▶ **SHORT PROBLEM**
Records follow. Pull out every line that contains "What".

[Collected data entries]

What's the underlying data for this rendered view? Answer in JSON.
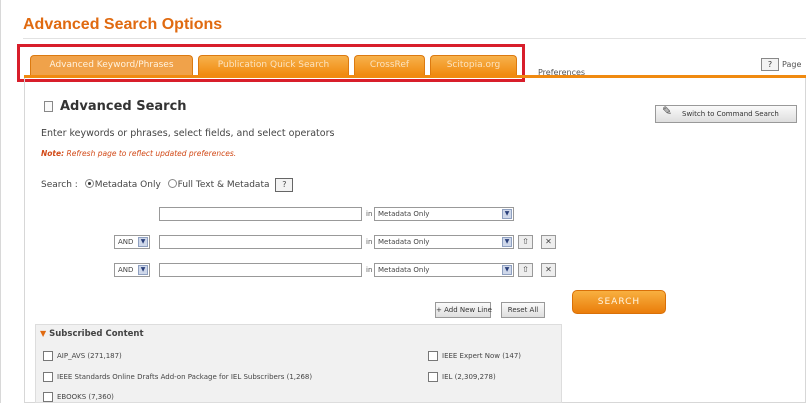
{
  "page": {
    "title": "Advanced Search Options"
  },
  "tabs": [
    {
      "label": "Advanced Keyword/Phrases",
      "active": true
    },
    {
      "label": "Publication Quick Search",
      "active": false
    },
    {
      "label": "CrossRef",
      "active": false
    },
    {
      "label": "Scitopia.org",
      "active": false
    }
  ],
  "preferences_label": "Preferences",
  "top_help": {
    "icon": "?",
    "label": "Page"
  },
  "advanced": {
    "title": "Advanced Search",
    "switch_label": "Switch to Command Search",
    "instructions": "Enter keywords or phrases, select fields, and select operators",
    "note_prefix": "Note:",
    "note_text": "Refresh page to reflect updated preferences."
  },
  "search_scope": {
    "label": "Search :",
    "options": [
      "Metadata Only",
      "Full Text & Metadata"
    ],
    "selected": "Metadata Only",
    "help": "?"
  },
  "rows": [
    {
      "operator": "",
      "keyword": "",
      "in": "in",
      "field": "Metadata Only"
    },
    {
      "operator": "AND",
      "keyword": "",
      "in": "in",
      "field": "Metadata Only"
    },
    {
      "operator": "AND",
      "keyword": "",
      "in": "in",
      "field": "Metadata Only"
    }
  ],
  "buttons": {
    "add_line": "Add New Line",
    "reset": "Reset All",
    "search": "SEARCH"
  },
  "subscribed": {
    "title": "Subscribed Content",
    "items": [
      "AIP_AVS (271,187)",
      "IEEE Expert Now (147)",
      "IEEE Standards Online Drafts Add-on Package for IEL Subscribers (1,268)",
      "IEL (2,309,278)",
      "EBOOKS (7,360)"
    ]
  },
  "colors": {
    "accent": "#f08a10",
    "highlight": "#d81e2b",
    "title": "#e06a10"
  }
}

==

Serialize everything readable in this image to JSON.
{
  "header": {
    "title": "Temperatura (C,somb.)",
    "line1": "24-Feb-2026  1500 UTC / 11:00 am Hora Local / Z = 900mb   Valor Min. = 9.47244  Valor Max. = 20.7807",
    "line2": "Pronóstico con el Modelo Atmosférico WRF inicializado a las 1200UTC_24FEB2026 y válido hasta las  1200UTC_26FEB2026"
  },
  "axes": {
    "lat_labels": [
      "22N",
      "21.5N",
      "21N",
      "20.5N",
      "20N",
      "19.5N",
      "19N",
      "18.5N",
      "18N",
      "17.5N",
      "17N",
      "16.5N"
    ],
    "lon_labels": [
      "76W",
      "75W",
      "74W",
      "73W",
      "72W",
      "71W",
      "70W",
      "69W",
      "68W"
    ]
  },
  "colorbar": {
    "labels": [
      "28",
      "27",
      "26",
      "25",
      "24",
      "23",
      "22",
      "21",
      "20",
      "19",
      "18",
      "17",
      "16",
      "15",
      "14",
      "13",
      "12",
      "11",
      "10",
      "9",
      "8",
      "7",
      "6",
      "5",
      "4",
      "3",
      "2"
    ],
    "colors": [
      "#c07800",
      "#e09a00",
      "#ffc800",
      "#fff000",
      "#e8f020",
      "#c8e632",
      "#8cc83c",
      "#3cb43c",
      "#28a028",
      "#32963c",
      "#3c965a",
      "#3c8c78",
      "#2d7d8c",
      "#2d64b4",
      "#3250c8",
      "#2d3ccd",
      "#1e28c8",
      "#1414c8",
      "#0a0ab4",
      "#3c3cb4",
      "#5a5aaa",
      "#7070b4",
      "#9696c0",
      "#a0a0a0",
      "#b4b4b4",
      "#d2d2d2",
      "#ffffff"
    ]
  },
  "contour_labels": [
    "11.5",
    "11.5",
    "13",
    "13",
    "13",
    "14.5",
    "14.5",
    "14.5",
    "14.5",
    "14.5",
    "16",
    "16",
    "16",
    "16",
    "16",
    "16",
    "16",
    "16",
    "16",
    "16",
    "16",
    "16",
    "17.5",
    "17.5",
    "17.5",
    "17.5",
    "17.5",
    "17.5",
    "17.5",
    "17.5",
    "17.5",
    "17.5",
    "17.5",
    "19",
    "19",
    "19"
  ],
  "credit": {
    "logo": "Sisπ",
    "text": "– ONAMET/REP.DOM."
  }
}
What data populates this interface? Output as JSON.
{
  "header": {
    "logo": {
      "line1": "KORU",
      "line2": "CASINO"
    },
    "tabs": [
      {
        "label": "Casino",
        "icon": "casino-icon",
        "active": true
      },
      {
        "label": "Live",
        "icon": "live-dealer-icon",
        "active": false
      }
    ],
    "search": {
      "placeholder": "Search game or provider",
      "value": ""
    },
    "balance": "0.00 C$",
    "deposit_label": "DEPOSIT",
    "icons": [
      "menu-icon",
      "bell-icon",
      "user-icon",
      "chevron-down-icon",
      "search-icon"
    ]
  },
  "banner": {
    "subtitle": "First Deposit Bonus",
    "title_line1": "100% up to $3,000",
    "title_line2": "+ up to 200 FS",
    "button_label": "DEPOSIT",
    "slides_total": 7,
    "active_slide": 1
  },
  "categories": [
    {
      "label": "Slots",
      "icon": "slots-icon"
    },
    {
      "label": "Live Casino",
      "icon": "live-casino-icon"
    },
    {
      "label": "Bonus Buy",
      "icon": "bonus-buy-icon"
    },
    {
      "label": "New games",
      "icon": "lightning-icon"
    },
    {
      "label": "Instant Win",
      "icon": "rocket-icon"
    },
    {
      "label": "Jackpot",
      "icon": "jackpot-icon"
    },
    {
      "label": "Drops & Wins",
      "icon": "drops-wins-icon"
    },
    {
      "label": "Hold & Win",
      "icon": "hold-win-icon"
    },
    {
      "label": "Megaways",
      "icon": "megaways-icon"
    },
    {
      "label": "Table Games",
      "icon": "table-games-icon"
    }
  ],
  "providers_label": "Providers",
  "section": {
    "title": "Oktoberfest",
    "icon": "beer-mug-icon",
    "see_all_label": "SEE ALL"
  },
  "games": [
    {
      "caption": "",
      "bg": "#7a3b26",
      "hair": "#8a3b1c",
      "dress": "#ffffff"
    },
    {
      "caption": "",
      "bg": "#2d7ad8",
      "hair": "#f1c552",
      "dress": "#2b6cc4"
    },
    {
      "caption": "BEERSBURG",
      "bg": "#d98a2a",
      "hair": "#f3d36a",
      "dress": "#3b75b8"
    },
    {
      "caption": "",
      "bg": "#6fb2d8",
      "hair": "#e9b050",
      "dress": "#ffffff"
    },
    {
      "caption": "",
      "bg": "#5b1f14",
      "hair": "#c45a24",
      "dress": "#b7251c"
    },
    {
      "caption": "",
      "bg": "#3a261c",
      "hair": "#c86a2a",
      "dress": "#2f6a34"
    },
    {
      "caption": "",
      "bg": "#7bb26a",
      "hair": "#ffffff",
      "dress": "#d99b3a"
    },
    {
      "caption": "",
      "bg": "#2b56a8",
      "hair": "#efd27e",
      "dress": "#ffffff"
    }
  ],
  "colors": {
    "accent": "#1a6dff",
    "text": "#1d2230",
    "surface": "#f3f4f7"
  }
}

---

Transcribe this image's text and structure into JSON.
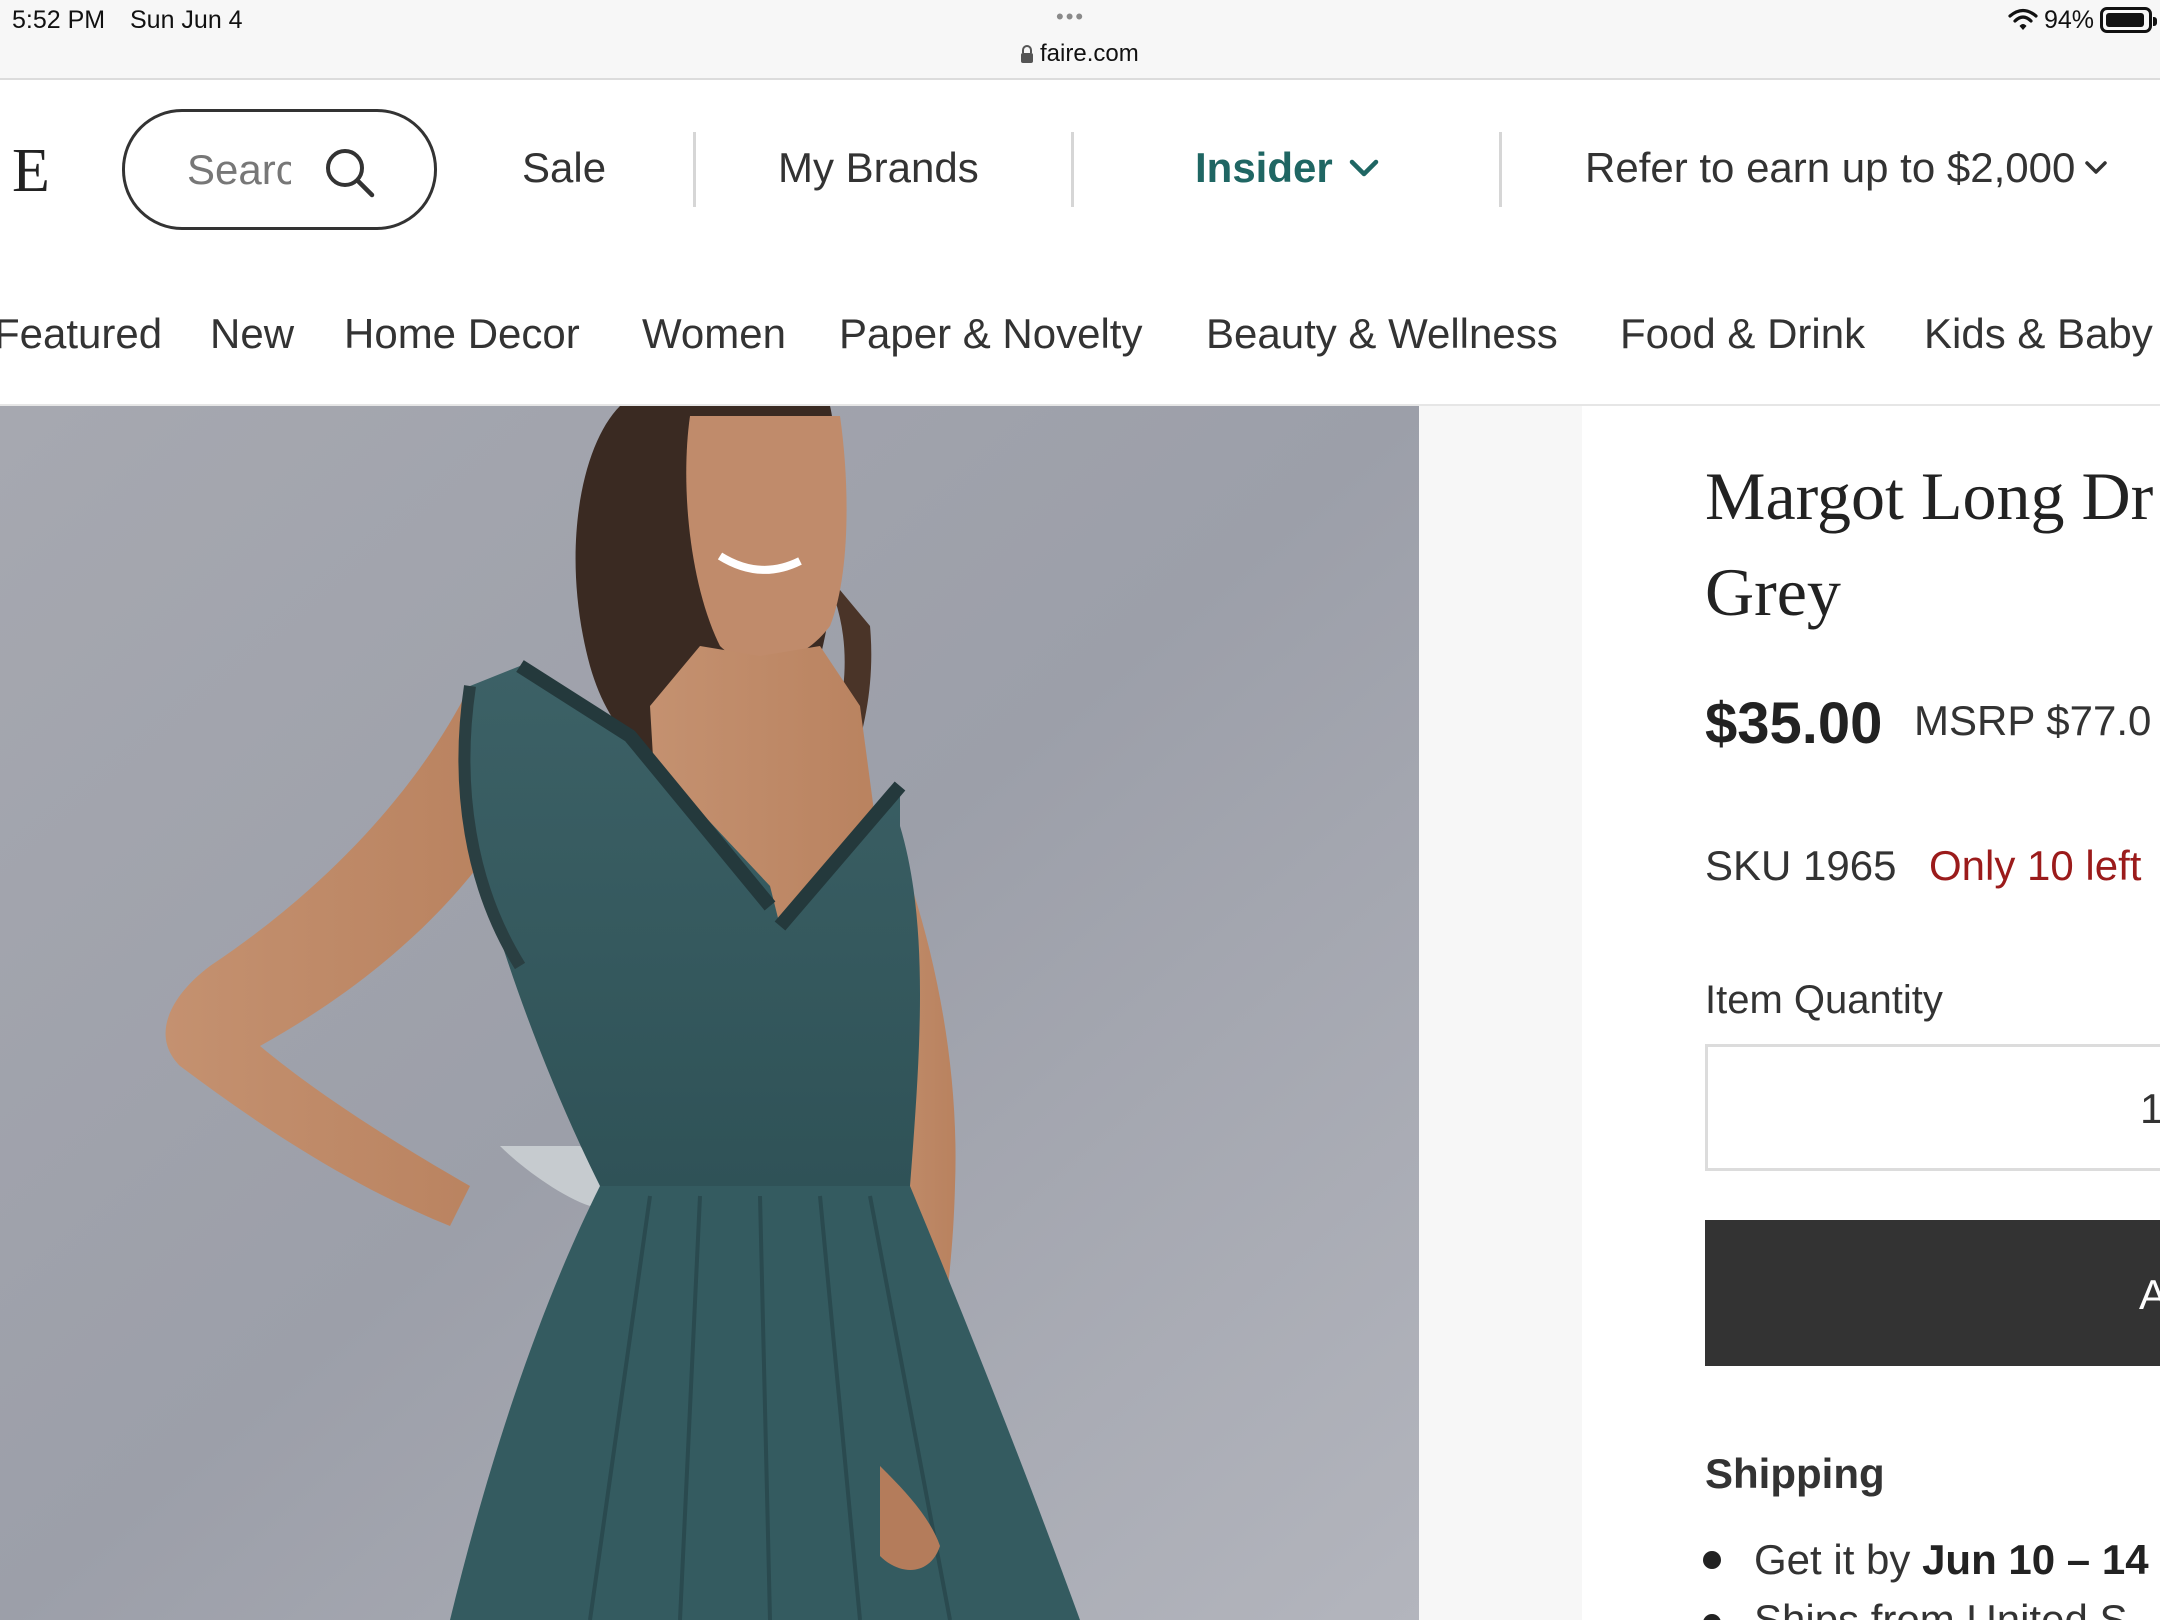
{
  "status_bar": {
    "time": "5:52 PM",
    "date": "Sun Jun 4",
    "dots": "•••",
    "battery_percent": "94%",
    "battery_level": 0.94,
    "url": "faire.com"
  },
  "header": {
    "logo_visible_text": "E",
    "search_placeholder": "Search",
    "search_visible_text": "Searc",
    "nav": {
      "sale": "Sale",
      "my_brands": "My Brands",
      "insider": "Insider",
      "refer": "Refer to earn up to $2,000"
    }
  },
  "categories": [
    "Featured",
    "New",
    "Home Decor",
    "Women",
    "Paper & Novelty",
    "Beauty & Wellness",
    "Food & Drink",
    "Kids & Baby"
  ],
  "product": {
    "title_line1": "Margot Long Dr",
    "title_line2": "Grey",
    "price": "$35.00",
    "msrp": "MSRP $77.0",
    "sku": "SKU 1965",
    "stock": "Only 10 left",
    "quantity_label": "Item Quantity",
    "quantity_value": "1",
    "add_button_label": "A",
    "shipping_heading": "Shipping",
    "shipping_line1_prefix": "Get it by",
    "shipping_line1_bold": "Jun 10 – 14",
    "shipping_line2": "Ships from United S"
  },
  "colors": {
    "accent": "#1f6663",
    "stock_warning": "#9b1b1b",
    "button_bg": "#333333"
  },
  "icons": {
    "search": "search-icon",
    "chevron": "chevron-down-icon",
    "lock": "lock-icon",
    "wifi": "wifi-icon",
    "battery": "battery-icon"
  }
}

▶ **ANSWER TO THIS EXERCISE**
What's the underlying data for this rendered view? Answer in JSON.
What data populates this interface? Output as JSON.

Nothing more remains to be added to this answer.